### Work request
In the text about Mukomuko, what is the town's officially estimated population for mid 2023?

### Text shown
________

- Mukomuko Location in Bengkulu and Indonesia Mukomuko Mukomuko (Indonesia)
- Coordinates: 2°33′11.2″S 101°6′13.61″E﻿ / ﻿2.553111°S 101.1037806°E
- Country: Indonesia
- Province: Bengkulu
- Regency: Mukomuko Regency
- District: Mukomuko District
- Elevation: 30 ft (9 m)

Population (mid 2023 estimate)
- • Total: 19,481
- Time zone: UTC+7 (Indonesia Western Standard Time)

= Mukomuko city =

Mukomuko (/id/) is a town, district and the regency seat of Mukomuko Regency in Bengkulu province, Indonesia. Its population was officially estimated at 19,481 in mid 2023.

________

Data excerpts
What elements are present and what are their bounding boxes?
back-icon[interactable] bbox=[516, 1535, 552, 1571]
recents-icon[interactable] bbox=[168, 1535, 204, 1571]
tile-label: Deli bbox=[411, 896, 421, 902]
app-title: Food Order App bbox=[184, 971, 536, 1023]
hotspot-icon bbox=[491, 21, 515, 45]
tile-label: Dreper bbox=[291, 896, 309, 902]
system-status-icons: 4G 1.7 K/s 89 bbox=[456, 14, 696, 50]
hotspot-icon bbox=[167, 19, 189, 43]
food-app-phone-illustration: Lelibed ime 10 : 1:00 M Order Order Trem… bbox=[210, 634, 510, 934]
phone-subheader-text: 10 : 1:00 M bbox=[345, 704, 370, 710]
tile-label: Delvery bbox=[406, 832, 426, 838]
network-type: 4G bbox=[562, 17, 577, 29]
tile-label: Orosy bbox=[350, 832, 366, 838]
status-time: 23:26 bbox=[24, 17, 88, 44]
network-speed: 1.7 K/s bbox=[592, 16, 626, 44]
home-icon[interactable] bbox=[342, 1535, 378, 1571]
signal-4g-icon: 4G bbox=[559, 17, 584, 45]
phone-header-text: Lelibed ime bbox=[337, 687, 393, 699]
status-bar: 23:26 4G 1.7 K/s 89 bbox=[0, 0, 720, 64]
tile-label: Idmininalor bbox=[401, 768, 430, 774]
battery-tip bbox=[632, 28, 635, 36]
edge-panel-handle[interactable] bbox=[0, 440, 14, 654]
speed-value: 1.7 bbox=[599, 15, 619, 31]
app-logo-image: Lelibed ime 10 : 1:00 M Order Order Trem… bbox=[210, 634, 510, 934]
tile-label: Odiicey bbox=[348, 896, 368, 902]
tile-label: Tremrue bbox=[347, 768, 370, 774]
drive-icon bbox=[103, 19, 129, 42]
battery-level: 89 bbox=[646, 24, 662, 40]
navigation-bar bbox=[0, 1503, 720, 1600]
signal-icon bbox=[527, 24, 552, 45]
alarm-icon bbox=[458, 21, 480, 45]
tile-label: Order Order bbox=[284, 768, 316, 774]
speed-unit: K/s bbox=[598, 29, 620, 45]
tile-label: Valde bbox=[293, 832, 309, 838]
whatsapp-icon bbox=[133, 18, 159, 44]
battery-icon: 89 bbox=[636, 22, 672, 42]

________

### Reply to the exercise
19,481